SHORT TASK: Of the lines below, how many hold the string "shown"? Give only the number.

*-*-*

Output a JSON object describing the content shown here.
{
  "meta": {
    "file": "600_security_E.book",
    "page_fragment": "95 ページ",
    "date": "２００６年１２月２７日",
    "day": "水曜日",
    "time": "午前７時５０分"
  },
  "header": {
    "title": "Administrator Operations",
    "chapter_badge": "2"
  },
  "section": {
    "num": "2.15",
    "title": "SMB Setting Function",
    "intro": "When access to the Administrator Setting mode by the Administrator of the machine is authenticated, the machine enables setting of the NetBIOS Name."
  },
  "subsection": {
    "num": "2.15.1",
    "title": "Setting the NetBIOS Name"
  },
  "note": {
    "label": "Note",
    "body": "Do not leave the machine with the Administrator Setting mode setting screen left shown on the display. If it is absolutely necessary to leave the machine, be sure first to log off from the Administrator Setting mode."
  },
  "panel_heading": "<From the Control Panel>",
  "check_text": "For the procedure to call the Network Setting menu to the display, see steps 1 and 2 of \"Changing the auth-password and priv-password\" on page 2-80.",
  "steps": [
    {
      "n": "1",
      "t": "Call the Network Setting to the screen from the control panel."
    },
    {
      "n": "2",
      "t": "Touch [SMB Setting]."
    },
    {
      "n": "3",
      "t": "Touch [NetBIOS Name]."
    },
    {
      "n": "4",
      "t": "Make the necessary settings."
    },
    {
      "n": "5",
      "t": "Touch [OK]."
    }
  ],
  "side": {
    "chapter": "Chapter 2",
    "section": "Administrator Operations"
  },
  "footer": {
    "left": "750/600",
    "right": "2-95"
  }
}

*-*-*

THE OUTPUT: 2